SHORT TASK: Scan the data for "Cheer" and copy the lines it appears in.
'''
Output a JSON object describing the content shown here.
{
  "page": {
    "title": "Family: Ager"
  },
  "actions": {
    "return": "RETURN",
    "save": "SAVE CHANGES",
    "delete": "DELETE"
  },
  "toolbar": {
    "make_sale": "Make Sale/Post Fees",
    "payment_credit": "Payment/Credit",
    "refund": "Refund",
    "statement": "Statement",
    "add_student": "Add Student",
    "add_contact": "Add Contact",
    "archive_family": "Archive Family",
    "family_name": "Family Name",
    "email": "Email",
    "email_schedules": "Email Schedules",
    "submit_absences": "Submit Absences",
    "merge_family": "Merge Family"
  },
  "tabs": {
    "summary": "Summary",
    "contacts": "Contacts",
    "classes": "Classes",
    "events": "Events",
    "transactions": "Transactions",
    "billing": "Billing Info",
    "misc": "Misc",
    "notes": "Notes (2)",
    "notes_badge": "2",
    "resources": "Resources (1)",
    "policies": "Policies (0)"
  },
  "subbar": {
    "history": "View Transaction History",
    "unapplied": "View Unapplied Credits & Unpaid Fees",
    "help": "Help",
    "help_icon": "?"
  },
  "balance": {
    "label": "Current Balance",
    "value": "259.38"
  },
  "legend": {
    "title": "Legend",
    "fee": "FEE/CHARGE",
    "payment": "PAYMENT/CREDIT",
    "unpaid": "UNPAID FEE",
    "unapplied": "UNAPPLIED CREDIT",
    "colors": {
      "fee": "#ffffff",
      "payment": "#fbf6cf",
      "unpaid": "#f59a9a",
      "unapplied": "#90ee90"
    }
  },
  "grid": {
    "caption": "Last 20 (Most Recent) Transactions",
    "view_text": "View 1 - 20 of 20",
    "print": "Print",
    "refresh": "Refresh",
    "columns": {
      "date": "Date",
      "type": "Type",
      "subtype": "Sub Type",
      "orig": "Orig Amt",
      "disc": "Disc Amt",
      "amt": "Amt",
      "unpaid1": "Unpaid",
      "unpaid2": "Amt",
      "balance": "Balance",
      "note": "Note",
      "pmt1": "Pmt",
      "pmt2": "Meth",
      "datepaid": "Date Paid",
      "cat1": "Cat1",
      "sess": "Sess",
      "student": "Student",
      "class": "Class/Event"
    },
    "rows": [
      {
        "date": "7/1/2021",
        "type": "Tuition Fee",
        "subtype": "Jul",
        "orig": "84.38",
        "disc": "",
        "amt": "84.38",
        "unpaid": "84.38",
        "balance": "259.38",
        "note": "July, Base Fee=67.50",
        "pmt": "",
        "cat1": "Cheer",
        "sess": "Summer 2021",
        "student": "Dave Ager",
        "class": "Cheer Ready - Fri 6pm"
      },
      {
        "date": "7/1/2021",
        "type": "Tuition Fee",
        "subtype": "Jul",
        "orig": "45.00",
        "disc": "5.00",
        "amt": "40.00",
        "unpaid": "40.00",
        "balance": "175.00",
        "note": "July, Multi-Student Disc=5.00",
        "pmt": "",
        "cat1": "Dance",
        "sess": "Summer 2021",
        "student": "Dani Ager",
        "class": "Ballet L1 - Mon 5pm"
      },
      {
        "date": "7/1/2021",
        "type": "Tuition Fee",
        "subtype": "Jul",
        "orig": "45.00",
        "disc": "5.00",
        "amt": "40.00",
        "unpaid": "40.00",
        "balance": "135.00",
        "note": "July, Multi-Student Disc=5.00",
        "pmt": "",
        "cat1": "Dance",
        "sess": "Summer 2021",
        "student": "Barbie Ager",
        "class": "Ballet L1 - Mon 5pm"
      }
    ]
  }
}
'''
'''
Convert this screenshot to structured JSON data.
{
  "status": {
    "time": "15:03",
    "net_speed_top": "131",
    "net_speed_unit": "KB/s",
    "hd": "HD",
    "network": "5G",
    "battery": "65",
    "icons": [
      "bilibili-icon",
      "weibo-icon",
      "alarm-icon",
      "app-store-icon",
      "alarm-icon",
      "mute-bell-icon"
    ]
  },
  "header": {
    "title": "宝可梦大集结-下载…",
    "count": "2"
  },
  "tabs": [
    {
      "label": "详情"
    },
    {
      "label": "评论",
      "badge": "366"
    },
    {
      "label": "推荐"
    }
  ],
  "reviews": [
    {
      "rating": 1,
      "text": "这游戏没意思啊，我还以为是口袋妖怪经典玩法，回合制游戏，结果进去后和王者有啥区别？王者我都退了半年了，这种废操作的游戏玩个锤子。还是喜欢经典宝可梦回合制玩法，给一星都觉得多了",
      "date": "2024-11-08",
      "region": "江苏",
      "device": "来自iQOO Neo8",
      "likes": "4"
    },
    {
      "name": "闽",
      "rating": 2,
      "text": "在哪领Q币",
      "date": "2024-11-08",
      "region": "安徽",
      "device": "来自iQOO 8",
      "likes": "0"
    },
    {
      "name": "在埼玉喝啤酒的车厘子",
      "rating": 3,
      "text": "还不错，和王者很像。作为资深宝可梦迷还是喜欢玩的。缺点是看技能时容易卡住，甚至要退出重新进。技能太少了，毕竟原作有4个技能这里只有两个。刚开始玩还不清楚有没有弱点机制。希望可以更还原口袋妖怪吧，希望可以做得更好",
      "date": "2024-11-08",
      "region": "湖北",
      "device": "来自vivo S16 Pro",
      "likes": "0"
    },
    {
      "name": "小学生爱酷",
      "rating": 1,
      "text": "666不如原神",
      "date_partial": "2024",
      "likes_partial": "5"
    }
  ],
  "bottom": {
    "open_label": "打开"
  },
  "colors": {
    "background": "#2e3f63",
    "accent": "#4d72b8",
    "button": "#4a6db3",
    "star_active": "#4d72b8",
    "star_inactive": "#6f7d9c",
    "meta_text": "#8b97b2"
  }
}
'''
OUTPUT:
        "cat1": "Cheer",
        "class": "Cheer Ready - Fri 6pm"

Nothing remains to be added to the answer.